- WHAT TO DO -
Report every line in the listing that contains the string "globe".

***

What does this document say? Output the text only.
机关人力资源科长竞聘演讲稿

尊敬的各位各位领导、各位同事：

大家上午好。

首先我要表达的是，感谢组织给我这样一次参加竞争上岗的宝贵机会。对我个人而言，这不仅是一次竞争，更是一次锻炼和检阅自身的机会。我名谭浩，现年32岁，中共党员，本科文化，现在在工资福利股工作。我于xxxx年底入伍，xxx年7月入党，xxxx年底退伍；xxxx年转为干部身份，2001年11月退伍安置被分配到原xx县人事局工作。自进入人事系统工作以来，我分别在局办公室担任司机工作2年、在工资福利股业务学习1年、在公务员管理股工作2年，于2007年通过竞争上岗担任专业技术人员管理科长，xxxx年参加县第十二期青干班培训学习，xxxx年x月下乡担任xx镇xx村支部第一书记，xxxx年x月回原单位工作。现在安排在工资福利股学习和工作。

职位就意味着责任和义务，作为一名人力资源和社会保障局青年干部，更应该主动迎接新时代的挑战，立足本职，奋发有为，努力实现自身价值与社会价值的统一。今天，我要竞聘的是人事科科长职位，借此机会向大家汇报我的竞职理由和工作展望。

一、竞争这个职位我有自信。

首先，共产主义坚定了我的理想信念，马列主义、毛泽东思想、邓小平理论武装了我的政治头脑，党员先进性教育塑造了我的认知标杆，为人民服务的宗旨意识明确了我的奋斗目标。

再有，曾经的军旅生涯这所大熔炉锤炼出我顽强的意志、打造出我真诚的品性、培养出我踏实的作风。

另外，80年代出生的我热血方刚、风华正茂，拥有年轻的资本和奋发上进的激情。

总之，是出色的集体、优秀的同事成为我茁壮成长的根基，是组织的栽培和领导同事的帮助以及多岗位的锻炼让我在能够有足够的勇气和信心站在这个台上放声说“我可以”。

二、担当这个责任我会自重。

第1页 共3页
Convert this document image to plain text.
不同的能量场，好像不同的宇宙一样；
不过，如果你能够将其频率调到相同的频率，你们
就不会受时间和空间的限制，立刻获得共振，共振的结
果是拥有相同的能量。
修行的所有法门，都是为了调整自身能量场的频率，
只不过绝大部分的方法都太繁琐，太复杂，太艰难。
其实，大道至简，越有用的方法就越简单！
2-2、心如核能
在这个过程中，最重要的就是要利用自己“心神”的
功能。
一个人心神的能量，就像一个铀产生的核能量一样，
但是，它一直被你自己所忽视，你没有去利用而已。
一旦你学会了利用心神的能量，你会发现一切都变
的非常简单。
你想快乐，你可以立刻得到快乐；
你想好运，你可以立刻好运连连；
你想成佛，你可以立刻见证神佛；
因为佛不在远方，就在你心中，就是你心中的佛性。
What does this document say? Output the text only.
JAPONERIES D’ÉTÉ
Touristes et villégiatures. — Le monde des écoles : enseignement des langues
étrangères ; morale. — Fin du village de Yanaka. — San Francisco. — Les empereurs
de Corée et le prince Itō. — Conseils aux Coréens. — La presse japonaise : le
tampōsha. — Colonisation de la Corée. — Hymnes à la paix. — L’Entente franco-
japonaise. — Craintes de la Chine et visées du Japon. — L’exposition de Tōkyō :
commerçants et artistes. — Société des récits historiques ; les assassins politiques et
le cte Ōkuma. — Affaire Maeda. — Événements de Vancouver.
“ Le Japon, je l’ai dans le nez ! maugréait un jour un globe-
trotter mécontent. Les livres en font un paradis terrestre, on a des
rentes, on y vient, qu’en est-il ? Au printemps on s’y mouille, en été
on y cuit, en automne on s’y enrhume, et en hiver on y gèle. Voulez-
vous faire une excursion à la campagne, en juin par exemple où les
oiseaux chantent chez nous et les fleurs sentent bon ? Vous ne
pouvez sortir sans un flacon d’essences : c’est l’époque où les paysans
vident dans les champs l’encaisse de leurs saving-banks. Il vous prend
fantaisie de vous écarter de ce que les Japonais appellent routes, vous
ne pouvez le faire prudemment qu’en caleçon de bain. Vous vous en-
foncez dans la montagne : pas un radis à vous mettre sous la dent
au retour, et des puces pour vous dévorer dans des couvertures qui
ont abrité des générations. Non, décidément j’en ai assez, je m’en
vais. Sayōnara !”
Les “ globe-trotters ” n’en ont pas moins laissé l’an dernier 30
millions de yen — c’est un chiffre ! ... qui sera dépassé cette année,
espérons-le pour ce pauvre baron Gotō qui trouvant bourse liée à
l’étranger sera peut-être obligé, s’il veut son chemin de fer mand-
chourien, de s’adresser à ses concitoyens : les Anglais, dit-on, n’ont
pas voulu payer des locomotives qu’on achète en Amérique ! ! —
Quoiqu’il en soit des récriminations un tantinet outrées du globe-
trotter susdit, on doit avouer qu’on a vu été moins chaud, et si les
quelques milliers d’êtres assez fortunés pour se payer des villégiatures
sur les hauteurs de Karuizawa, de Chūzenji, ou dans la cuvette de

***

- WRITTEN RESPONSE -
“ Le Japon, je l’ai dans le nez ! maugréait un jour un globe-
Les “ globe-trotters ” n’en ont pas moins laissé l’an dernier 30
Quoiqu’il en soit des récriminations un tantinet outrées du globe-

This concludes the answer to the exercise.